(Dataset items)
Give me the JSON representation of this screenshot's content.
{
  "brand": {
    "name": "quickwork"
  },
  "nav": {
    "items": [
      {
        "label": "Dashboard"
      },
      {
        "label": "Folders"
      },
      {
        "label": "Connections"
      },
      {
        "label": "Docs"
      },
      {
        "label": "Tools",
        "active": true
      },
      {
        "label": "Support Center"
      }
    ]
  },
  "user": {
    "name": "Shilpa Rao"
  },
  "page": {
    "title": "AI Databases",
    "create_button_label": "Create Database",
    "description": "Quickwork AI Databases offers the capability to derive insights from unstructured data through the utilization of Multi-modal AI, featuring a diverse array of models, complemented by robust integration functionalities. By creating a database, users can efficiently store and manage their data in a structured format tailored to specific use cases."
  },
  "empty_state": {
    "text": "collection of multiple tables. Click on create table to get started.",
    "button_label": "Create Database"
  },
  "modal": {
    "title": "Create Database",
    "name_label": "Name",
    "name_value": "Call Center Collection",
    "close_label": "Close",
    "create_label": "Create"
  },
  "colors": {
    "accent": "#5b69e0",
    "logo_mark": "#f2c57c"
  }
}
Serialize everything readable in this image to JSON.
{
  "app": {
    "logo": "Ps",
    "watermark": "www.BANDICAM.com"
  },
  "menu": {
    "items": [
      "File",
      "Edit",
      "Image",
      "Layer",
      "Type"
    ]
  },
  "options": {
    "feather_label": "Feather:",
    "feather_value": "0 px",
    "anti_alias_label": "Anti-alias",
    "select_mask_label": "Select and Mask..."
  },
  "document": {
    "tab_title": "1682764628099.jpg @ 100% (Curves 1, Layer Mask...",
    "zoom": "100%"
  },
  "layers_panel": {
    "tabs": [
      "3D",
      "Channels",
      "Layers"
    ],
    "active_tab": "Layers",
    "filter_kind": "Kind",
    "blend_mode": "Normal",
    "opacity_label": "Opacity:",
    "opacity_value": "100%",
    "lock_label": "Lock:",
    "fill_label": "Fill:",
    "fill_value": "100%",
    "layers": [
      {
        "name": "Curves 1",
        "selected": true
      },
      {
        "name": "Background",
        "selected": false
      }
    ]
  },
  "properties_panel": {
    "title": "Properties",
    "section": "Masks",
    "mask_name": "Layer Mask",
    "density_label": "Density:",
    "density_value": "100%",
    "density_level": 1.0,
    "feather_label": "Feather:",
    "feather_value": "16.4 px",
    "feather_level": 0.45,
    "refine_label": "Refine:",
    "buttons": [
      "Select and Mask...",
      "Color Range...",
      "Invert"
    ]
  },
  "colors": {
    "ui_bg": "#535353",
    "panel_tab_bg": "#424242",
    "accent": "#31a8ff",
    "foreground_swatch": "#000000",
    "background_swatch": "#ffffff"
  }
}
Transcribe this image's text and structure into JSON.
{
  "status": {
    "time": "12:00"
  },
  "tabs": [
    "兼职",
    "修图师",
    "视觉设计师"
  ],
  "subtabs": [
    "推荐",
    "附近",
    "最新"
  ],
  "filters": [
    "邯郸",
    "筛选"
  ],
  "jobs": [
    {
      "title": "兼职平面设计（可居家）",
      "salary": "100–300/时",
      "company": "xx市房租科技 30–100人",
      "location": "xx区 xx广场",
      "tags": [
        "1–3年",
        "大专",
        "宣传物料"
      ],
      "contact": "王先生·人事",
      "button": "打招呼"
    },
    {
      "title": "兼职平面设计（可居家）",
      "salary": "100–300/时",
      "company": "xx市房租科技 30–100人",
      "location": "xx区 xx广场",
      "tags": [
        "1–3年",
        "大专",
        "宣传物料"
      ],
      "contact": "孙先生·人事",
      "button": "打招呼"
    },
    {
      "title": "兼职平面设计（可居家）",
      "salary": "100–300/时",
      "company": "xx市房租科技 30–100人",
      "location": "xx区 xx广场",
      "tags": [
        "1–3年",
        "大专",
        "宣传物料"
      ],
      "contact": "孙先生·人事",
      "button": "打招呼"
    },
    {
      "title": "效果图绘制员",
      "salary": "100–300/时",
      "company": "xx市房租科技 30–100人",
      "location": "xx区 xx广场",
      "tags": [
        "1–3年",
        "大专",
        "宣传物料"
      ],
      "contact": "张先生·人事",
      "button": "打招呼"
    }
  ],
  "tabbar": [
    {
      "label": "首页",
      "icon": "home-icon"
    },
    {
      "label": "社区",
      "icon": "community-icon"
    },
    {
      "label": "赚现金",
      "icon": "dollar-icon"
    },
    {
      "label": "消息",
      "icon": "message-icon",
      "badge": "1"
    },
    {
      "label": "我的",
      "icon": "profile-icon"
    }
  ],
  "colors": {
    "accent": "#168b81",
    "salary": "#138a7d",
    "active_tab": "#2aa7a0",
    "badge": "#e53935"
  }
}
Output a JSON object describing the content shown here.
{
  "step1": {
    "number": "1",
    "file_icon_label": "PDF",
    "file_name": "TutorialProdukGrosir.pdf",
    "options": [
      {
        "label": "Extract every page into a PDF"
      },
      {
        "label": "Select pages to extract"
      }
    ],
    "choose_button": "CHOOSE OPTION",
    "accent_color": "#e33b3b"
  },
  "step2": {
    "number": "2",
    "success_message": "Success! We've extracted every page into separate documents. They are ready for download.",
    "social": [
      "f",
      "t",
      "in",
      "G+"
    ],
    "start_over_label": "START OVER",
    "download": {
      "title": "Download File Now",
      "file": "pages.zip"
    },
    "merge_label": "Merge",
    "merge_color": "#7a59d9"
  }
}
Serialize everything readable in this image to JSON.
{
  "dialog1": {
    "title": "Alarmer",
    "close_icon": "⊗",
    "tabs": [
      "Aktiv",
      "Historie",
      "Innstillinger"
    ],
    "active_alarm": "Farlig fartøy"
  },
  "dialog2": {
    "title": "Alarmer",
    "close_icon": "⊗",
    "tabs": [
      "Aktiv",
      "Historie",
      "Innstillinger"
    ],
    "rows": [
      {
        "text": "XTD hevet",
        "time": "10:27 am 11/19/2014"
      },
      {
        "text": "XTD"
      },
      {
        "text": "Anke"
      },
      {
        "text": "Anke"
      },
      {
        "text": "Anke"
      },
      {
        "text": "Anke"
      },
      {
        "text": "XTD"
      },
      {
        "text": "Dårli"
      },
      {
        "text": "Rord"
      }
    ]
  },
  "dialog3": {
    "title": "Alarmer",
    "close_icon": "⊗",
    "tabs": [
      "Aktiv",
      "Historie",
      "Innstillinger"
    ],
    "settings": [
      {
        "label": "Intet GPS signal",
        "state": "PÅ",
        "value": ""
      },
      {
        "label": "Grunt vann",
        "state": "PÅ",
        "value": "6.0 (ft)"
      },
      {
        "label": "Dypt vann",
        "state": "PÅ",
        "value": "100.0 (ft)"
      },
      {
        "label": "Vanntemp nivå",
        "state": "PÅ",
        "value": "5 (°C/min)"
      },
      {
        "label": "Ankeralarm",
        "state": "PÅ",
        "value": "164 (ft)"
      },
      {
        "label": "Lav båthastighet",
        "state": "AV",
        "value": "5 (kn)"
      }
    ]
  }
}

> [Exercise requirements]: Look through the material above and pick out each line holding the word "pages".

> [Correct output]:
        "label": "Select pages to extract"
      "file": "pages.zip"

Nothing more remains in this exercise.